### What this task involves
Copy all lines of the listing that include the string "ἐξαγόμενα".

### Records provided
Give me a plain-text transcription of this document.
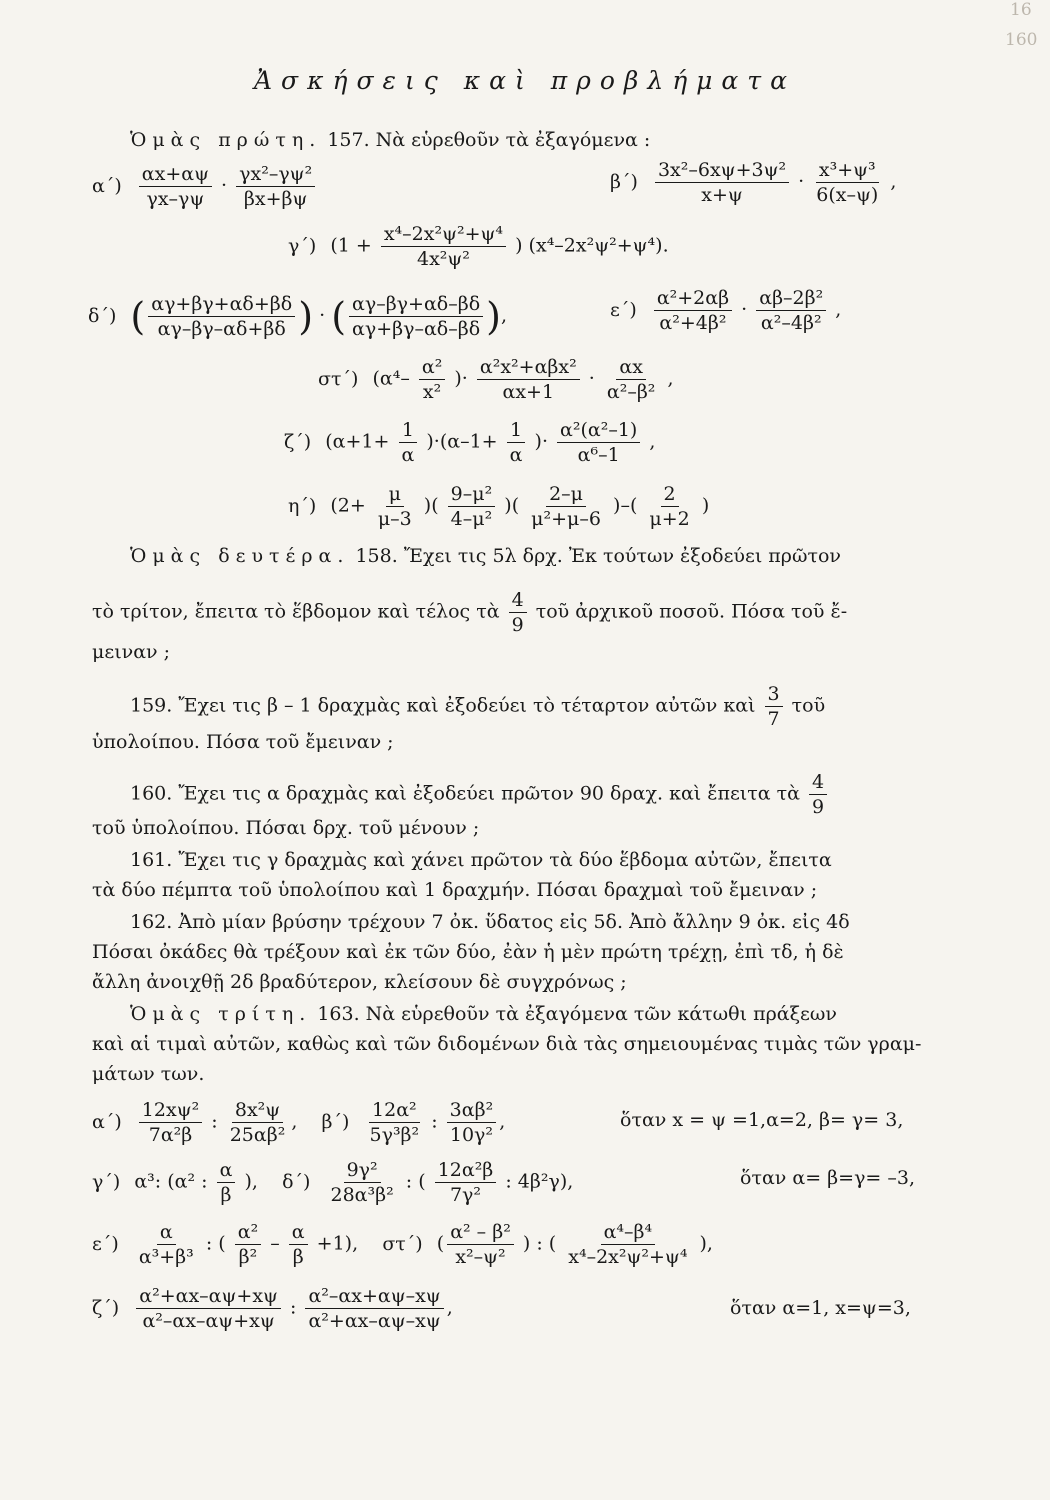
16
160
Ἀσκήσεις καὶ προβλήματα
Ὁμὰς πρώτη. 157. Νὰ εὑρεθοῦν τὰ ἐξαγόμενα :
$\alpha΄) \frac{\alpha x+\alpha\psi}{\gamma x-\gamma\psi} \cdot \frac{\text{γx²–γψ²}}{\beta x+\beta\psi}$	$\beta΄) \frac{\text{3x²–6xψ+3ψ²}}{x+\psi} \cdot \frac{\text{x³+ψ³}}{6(x-\psi)}$ ,
γ΄) ($1 + \frac{\text{x⁴–2x²ψ²+ψ⁴}}{\text{4x²ψ²}}$ ) (x⁴–2x²ψ²+ψ⁴).
δ΄) ( $\frac{\alpha\gamma+\beta\gamma+\alpha\delta+\beta\delta}{\alpha\gamma-\beta\gamma-\alpha\delta+\beta\delta}$ ) · ( $\frac{\alpha\gamma-\beta\gamma+\alpha\delta-\beta\delta}{\alpha\gamma+\beta\gamma-\alpha\delta-\beta\delta}$ ),	$\varepsilon΄) \frac{\text{α²+2αβ}}{\text{α²+4β²}} \cdot \frac{\text{αβ–2β²}}{\text{α²–4β²}}$ ,
στ΄) ($\alpha^4- \frac{\text{α²}}{\text{x²}}$ )· $\frac{\text{α²x²+αβx²}}{\alpha x+1} \cdot \frac{\alpha x}{\text{α²–β²}}$ ,
ζ΄) $(\alpha+1+ \frac{1}{\alpha} )\cdot(\alpha-1+ \frac{1}{\alpha}$ )· $\frac{\text{α²(α²–1)}}{\text{α⁶–1}}$ ,
η΄) ($2+ \frac{\mu}{\mu-3}$ )( $\frac{\text{9–μ²}}{\text{4–μ²}}$ )( $\frac{2-\mu}{\text{μ²+μ–6}}$ )–( $\frac{2}{\mu+2}$ )
Ὁμὰς δευτέρα. 158. Ἔχει τις 5λ δρχ. Ἐκ τούτων ἐξοδεύει πρῶτον
τὸ τρίτον, ἔπειτα τὸ ἕβδομον καὶ τέλος τὰ $\frac{4}{9}$ τοῦ ἀρχικοῦ ποσοῦ. Πόσα τοῦ ἔ-
μειναν ;
159. Ἔχει τις β – 1 δραχμὰς καὶ ἐξοδεύει τὸ τέταρτον αὐτῶν καὶ $\frac{3}{7}$ τοῦ
ὑπολοίπου. Πόσα τοῦ ἔμειναν ;
160. Ἔχει τις α δραχμὰς καὶ ἐξοδεύει πρῶτον 90 δραχ. καὶ ἔπειτα τὰ $\frac{4}{9}$
τοῦ ὑπολοίπου. Πόσαι δρχ. τοῦ μένουν ;
161. Ἔχει τις γ δραχμὰς καὶ χάνει πρῶτον τὰ δύο ἕβδομα αὐτῶν, ἔπειτα
τὰ δύο πέμπτα τοῦ ὑπολοίπου καὶ 1 δραχμήν. Πόσαι δραχμαὶ τοῦ ἔμειναν ;
162. Ἀπὸ μίαν βρύσην τρέχουν 7 ὀκ. ὕδατος εἰς 5δ. Ἀπὸ ἄλλην 9 ὀκ. εἰς 4δ
Πόσαι ὀκάδες θὰ τρέξουν καὶ ἐκ τῶν δύο, ἐὰν ἡ μὲν πρώτη τρέχῃ, ἐπὶ τδ, ἡ δὲ
ἄλλη ἀνοιχθῇ 2δ βραδύτερον, κλείσουν δὲ συγχρόνως ;
Ὁμὰς τρίτη. 163. Νὰ εὑρεθοῦν τὰ ἐξαγόμενα τῶν κάτωθι πράξεων
καὶ αἱ τιμαὶ αὐτῶν, καθὼς καὶ τῶν διδομένων διὰ τὰς σημειουμένας τιμὰς τῶν γραμ-
μάτων των.
$\alpha΄) \frac{\text{12xψ²}}{\text{7α²β}}$ : $\frac{\text{8x²ψ}}{\text{25αβ²}}$ , $\beta΄) \frac{\text{12α²}}{\text{5γ³β²}}$ : $\frac{\text{3αβ²}}{\text{10γ²}}$ ,	ὅταν x = ψ =1,α=2, β= γ= 3,
γ΄) α³: (α² : $\frac{\alpha}{\beta}$ ), $\delta΄) \frac{\text{9γ²}}{\text{28α³β²}}$ : ( $\frac{\text{12α²β}}{\text{7γ²}}$ : 4β²γ),	ὅταν α= β=γ= –3,
$\varepsilon΄) \frac{\alpha}{\text{α³+β³}}$ : ( $\frac{\text{α²}}{\text{β²}} - \frac{\alpha}{\beta} +1$), στ΄) ( $\frac{\text{α² – β²}}{\text{x²–ψ²}}$ ) : ( $\frac{\text{α⁴–β⁴}}{\text{x⁴–2x²ψ²+ψ⁴}}$ ),
$\zeta΄) \frac{\text{α²+αx–αψ+xψ}}{\text{α²–αx–αψ+xψ}}$ : $\frac{\text{α²–αx+αψ–xψ}}{\text{α²+αx–αψ–xψ}}$ ,	ὅταν α=1, x=ψ=3,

### Solution for this problem
Ὁμὰς πρώτη. 157. Νὰ εὑρεθοῦν τὰ ἐξαγόμενα :
Ὁμὰς τρίτη. 163. Νὰ εὑρεθοῦν τὰ ἐξαγόμενα τῶν κάτωθι πράξεων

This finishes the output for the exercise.